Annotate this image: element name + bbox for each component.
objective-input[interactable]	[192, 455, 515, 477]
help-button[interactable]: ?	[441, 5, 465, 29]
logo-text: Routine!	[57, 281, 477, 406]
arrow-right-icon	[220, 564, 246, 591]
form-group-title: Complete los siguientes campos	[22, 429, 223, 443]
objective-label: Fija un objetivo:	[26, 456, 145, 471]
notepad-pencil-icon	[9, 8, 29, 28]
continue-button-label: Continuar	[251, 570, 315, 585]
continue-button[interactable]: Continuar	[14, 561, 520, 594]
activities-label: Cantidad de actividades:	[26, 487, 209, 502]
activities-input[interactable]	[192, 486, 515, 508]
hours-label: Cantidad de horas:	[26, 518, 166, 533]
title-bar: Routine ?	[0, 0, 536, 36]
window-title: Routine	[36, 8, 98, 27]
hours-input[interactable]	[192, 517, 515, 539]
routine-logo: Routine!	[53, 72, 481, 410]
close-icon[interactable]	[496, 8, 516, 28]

_ _ _ _ _

**Problem to solve**
Could you reproduce every line of the data above, unchanged and in the same order?

**Exercise result**
Annotate this image: element name + bbox for each component.
objective-input[interactable]	[192, 455, 515, 477]
help-button[interactable]: ?	[441, 5, 465, 29]
logo-text: Routine!	[57, 281, 477, 406]
arrow-right-icon	[220, 564, 246, 591]
form-group-title: Complete los siguientes campos	[22, 429, 223, 443]
objective-label: Fija un objetivo:	[26, 456, 145, 471]
notepad-pencil-icon	[9, 8, 29, 28]
continue-button-label: Continuar	[251, 570, 315, 585]
continue-button[interactable]: Continuar	[14, 561, 520, 594]
activities-label: Cantidad de actividades:	[26, 487, 209, 502]
activities-input[interactable]	[192, 486, 515, 508]
hours-label: Cantidad de horas:	[26, 518, 166, 533]
title-bar: Routine ?	[0, 0, 536, 36]
window-title: Routine	[36, 8, 98, 27]
hours-input[interactable]	[192, 517, 515, 539]
routine-logo: Routine!	[53, 72, 481, 410]
close-icon[interactable]	[496, 8, 516, 28]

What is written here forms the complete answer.